> [Stored data]:
+++

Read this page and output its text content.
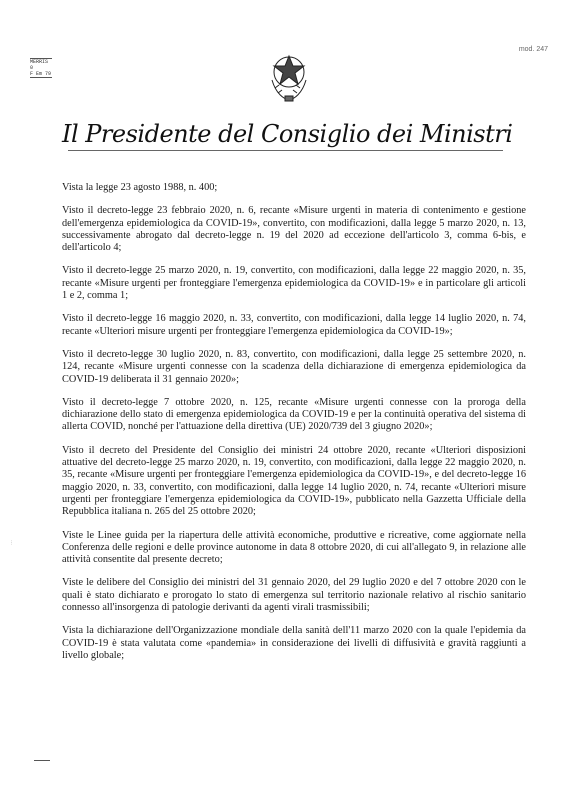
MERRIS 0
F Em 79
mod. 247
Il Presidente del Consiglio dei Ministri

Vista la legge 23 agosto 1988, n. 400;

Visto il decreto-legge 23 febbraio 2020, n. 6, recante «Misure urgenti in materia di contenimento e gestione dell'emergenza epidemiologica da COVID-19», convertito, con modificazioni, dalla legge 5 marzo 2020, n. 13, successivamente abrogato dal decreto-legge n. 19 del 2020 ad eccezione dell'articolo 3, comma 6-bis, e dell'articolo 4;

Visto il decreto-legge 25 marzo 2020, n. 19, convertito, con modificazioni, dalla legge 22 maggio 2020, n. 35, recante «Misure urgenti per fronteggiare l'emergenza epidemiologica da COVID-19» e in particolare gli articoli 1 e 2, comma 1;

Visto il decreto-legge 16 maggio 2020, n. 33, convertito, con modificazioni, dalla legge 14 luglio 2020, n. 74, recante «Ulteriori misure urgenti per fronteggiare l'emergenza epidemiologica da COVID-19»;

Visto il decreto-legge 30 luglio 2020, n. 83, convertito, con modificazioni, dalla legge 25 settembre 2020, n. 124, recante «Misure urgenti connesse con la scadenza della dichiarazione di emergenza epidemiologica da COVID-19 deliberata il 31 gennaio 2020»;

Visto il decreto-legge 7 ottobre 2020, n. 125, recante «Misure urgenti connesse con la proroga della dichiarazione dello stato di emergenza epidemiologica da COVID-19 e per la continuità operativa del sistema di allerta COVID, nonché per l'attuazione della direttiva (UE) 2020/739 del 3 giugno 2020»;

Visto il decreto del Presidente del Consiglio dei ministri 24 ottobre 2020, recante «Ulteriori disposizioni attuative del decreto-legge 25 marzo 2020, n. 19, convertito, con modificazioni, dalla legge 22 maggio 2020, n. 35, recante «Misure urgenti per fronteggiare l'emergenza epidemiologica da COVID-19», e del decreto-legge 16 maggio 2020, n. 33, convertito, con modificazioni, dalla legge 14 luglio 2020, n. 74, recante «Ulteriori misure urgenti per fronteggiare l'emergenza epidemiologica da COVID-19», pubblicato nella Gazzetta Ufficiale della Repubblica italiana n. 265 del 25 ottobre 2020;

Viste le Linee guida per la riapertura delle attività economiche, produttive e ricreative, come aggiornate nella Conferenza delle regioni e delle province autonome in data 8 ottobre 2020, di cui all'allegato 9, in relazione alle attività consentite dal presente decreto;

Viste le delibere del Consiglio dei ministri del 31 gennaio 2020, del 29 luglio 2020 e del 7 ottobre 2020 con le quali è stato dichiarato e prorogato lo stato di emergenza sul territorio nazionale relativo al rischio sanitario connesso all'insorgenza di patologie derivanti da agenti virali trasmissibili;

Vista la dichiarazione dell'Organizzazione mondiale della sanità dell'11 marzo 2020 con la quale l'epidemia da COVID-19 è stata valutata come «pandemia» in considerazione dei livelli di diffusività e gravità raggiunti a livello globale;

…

+++

> [Work request]: From the entries, copy every line in which the string "Vista" can be found.

> [Solution for this exercise]:
Vista la legge 23 agosto 1988, n. 400;
Vista la dichiarazione dell'Organizzazione mondiale della sanità dell'11 marzo 2020 con la quale l'epidemia da COVID-19 è stata valutata come «pandemia» in considerazione dei livelli di diffusività e gravità raggiunti a livello globale;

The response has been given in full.